= INSTRUCTION =
Reproduce each record below exactly as written.

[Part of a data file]
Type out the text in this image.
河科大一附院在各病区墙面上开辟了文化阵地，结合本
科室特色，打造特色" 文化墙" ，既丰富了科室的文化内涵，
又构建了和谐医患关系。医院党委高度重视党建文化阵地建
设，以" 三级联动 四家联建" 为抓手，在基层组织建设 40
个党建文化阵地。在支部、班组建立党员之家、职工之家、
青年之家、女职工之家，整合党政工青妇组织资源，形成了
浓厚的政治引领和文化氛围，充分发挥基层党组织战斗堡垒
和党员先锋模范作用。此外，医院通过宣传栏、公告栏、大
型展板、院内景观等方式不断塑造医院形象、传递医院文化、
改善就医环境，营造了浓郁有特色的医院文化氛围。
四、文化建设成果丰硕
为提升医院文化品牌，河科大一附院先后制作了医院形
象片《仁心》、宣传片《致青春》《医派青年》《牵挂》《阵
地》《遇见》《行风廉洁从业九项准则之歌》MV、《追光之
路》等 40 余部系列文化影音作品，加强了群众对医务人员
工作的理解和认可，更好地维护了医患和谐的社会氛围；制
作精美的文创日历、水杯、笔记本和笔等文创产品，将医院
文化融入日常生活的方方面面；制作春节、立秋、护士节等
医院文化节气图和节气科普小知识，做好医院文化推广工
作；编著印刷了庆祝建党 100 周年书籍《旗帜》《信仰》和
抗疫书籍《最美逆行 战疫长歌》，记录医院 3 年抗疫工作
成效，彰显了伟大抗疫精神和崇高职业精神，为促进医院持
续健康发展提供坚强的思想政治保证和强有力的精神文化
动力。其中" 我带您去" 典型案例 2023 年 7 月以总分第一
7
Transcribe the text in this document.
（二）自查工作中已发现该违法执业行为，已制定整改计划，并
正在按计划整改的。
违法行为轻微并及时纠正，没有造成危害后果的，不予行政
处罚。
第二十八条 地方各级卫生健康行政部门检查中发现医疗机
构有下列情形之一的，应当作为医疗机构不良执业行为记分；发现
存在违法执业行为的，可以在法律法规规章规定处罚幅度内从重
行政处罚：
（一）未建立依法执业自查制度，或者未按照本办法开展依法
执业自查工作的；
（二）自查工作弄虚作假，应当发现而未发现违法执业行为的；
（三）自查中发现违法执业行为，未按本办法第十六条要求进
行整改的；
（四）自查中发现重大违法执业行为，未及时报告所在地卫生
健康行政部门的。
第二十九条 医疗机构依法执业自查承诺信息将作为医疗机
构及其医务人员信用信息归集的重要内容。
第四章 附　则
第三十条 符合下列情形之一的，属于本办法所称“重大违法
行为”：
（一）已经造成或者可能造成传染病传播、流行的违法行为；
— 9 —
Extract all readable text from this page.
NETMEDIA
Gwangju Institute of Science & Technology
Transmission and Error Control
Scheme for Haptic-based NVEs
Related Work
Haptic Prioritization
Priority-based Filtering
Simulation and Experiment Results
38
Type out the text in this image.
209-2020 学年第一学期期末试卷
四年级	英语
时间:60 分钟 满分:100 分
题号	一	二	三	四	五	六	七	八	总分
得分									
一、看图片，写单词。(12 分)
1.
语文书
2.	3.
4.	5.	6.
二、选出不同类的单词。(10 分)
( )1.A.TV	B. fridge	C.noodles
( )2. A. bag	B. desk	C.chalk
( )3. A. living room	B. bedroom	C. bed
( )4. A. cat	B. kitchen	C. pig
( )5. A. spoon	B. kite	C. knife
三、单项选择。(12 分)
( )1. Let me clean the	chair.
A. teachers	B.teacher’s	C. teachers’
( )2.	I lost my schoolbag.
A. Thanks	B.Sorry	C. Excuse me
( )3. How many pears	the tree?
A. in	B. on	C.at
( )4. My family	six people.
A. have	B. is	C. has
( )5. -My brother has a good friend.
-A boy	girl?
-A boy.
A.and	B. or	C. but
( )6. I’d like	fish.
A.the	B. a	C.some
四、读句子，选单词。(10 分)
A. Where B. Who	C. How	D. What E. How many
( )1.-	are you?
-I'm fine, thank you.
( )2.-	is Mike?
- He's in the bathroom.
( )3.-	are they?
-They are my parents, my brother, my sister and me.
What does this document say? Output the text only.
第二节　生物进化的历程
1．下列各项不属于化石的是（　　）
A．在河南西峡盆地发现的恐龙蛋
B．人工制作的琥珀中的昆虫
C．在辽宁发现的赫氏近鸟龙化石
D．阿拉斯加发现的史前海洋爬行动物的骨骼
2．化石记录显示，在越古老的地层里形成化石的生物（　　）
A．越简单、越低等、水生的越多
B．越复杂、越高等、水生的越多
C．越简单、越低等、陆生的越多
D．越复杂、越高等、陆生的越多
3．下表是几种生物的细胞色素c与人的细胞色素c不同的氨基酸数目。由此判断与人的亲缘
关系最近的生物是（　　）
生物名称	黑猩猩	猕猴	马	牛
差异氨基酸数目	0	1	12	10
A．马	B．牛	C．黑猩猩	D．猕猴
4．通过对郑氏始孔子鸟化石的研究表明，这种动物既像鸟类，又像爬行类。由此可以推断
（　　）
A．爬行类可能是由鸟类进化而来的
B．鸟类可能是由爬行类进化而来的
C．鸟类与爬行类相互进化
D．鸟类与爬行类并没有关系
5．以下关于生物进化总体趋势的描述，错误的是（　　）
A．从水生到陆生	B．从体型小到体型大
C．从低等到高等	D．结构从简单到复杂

= WRITTEN ANSWER =
Type out the text in this image.
河科大一附院在各病区墙面上开辟了文化阵地，结合本
科室特色，打造特色" 文化墙" ，既丰富了科室的文化内涵，
又构建了和谐医患关系。医院党委高度重视党建文化阵地建
设，以" 三级联动 四家联建" 为抓手，在基层组织建设 40
个党建文化阵地。在支部、班组建立党员之家、职工之家、
青年之家、女职工之家，整合党政工青妇组织资源，形成了
浓厚的政治引领和文化氛围，充分发挥基层党组织战斗堡垒
和党员先锋模范作用。此外，医院通过宣传栏、公告栏、大
型展板、院内景观等方式不断塑造医院形象、传递医院文化、
改善就医环境，营造了浓郁有特色的医院文化氛围。
四、文化建设成果丰硕
为提升医院文化品牌，河科大一附院先后制作了医院形
象片《仁心》、宣传片《致青春》《医派青年》《牵挂》《阵
地》《遇见》《行风廉洁从业九项准则之歌》MV、《追光之
路》等 40 余部系列文化影音作品，加强了群众对医务人员
工作的理解和认可，更好地维护了医患和谐的社会氛围；制
作精美的文创日历、水杯、笔记本和笔等文创产品，将医院
文化融入日常生活的方方面面；制作春节、立秋、护士节等
医院文化节气图和节气科普小知识，做好医院文化推广工
作；编著印刷了庆祝建党 100 周年书籍《旗帜》《信仰》和
抗疫书籍《最美逆行 战疫长歌》，记录医院 3 年抗疫工作
成效，彰显了伟大抗疫精神和崇高职业精神，为促进医院持
续健康发展提供坚强的思想政治保证和强有力的精神文化
动力。其中" 我带您去" 典型案例 2023 年 7 月以总分第一
7
Transcribe the text in this document.
（二）自查工作中已发现该违法执业行为，已制定整改计划，并
正在按计划整改的。
违法行为轻微并及时纠正，没有造成危害后果的，不予行政
处罚。
第二十八条 地方各级卫生健康行政部门检查中发现医疗机
构有下列情形之一的，应当作为医疗机构不良执业行为记分；发现
存在违法执业行为的，可以在法律法规规章规定处罚幅度内从重
行政处罚：
（一）未建立依法执业自查制度，或者未按照本办法开展依法
执业自查工作的；
（二）自查工作弄虚作假，应当发现而未发现违法执业行为的；
（三）自查中发现违法执业行为，未按本办法第十六条要求进
行整改的；
（四）自查中发现重大违法执业行为，未及时报告所在地卫生
健康行政部门的。
第二十九条 医疗机构依法执业自查承诺信息将作为医疗机
构及其医务人员信用信息归集的重要内容。
第四章 附　则
第三十条 符合下列情形之一的，属于本办法所称“重大违法
行为”：
（一）已经造成或者可能造成传染病传播、流行的违法行为；
— 9 —
Extract all readable text from this page.
NETMEDIA
Gwangju Institute of Science & Technology
Transmission and Error Control
Scheme for Haptic-based NVEs
Related Work
Haptic Prioritization
Priority-based Filtering
Simulation and Experiment Results
38
Type out the text in this image.
209-2020 学年第一学期期末试卷
四年级	英语
时间:60 分钟 满分:100 分
题号	一	二	三	四	五	六	七	八	总分
得分									
一、看图片，写单词。(12 分)
1.
语文书
2.	3.
4.	5.	6.
二、选出不同类的单词。(10 分)
( )1.A.TV	B. fridge	C.noodles
( )2. A. bag	B. desk	C.chalk
( )3. A. living room	B. bedroom	C. bed
( )4. A. cat	B. kitchen	C. pig
( )5. A. spoon	B. kite	C. knife
三、单项选择。(12 分)
( )1. Let me clean the	chair.
A. teachers	B.teacher’s	C. teachers’
( )2.	I lost my schoolbag.
A. Thanks	B.Sorry	C. Excuse me
( )3. How many pears	the tree?
A. in	B. on	C.at
( )4. My family	six people.
A. have	B. is	C. has
( )5. -My brother has a good friend.
-A boy	girl?
-A boy.
A.and	B. or	C. but
( )6. I’d like	fish.
A.the	B. a	C.some
四、读句子，选单词。(10 分)
A. Where B. Who	C. How	D. What E. How many
( )1.-	are you?
-I'm fine, thank you.
( )2.-	is Mike?
- He's in the bathroom.
( )3.-	are they?
-They are my parents, my brother, my sister and me.
What does this document say? Output the text only.
第二节　生物进化的历程
1．下列各项不属于化石的是（　　）
A．在河南西峡盆地发现的恐龙蛋
B．人工制作的琥珀中的昆虫
C．在辽宁发现的赫氏近鸟龙化石
D．阿拉斯加发现的史前海洋爬行动物的骨骼
2．化石记录显示，在越古老的地层里形成化石的生物（　　）
A．越简单、越低等、水生的越多
B．越复杂、越高等、水生的越多
C．越简单、越低等、陆生的越多
D．越复杂、越高等、陆生的越多
3．下表是几种生物的细胞色素c与人的细胞色素c不同的氨基酸数目。由此判断与人的亲缘
关系最近的生物是（　　）
生物名称	黑猩猩	猕猴	马	牛
差异氨基酸数目	0	1	12	10
A．马	B．牛	C．黑猩猩	D．猕猴
4．通过对郑氏始孔子鸟化石的研究表明，这种动物既像鸟类，又像爬行类。由此可以推断
（　　）
A．爬行类可能是由鸟类进化而来的
B．鸟类可能是由爬行类进化而来的
C．鸟类与爬行类相互进化
D．鸟类与爬行类并没有关系
5．以下关于生物进化总体趋势的描述，错误的是（　　）
A．从水生到陆生	B．从体型小到体型大
C．从低等到高等	D．结构从简单到复杂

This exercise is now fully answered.